## Start Extracted records
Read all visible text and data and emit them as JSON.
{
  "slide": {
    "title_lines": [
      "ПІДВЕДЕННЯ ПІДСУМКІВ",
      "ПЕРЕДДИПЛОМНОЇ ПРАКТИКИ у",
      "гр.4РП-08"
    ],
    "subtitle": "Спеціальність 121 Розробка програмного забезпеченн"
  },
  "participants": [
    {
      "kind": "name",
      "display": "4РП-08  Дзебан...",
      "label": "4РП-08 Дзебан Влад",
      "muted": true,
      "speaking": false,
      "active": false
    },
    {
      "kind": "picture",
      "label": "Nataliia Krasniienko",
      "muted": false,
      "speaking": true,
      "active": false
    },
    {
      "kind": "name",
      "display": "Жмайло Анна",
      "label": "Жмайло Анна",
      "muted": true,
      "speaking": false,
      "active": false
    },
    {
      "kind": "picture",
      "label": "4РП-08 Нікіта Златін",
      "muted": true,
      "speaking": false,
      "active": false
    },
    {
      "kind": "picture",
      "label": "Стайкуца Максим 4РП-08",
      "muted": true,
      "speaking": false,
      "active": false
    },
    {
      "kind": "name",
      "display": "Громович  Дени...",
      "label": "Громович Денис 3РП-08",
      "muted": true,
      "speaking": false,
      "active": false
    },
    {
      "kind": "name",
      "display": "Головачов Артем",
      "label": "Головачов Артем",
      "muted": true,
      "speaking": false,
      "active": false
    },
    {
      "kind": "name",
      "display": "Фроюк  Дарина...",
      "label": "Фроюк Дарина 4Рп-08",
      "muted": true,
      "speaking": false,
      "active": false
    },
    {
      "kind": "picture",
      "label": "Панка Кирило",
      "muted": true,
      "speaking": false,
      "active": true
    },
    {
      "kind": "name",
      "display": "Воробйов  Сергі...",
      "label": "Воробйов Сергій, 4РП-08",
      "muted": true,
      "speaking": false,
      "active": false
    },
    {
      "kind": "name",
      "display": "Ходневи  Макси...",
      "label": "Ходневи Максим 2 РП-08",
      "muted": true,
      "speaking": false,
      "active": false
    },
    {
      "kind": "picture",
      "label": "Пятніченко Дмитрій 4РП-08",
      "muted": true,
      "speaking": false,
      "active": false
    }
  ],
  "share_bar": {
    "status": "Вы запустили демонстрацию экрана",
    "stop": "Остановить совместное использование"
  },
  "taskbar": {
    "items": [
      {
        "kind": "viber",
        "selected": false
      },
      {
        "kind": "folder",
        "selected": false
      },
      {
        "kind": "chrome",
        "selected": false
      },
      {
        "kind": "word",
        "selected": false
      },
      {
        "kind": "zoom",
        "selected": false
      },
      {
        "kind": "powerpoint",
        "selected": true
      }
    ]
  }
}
## End Extracted records
**Written task:** Reproduce all the data word for word.

**Reply:**
Read all visible text and data and emit them as JSON.
{
  "slide": {
    "title_lines": [
      "ПІДВЕДЕННЯ ПІДСУМКІВ",
      "ПЕРЕДДИПЛОМНОЇ ПРАКТИКИ у",
      "гр.4РП-08"
    ],
    "subtitle": "Спеціальність 121 Розробка програмного забезпеченн"
  },
  "participants": [
    {
      "kind": "name",
      "display": "4РП-08  Дзебан...",
      "label": "4РП-08 Дзебан Влад",
      "muted": true,
      "speaking": false,
      "active": false
    },
    {
      "kind": "picture",
      "label": "Nataliia Krasniienko",
      "muted": false,
      "speaking": true,
      "active": false
    },
    {
      "kind": "name",
      "display": "Жмайло Анна",
      "label": "Жмайло Анна",
      "muted": true,
      "speaking": false,
      "active": false
    },
    {
      "kind": "picture",
      "label": "4РП-08 Нікіта Златін",
      "muted": true,
      "speaking": false,
      "active": false
    },
    {
      "kind": "picture",
      "label": "Стайкуца Максим 4РП-08",
      "muted": true,
      "speaking": false,
      "active": false
    },
    {
      "kind": "name",
      "display": "Громович  Дени...",
      "label": "Громович Денис 3РП-08",
      "muted": true,
      "speaking": false,
      "active": false
    },
    {
      "kind": "name",
      "display": "Головачов Артем",
      "label": "Головачов Артем",
      "muted": true,
      "speaking": false,
      "active": false
    },
    {
      "kind": "name",
      "display": "Фроюк  Дарина...",
      "label": "Фроюк Дарина 4Рп-08",
      "muted": true,
      "speaking": false,
      "active": false
    },
    {
      "kind": "picture",
      "label": "Панка Кирило",
      "muted": true,
      "speaking": false,
      "active": true
    },
    {
      "kind": "name",
      "display": "Воробйов  Сергі...",
      "label": "Воробйов Сергій, 4РП-08",
      "muted": true,
      "speaking": false,
      "active": false
    },
    {
      "kind": "name",
      "display": "Ходневи  Макси...",
      "label": "Ходневи Максим 2 РП-08",
      "muted": true,
      "speaking": false,
      "active": false
    },
    {
      "kind": "picture",
      "label": "Пятніченко Дмитрій 4РП-08",
      "muted": true,
      "speaking": false,
      "active": false
    }
  ],
  "share_bar": {
    "status": "Вы запустили демонстрацию экрана",
    "stop": "Остановить совместное использование"
  },
  "taskbar": {
    "items": [
      {
        "kind": "viber",
        "selected": false
      },
      {
        "kind": "folder",
        "selected": false
      },
      {
        "kind": "chrome",
        "selected": false
      },
      {
        "kind": "word",
        "selected": false
      },
      {
        "kind": "zoom",
        "selected": false
      },
      {
        "kind": "powerpoint",
        "selected": true
      }
    ]
  }
}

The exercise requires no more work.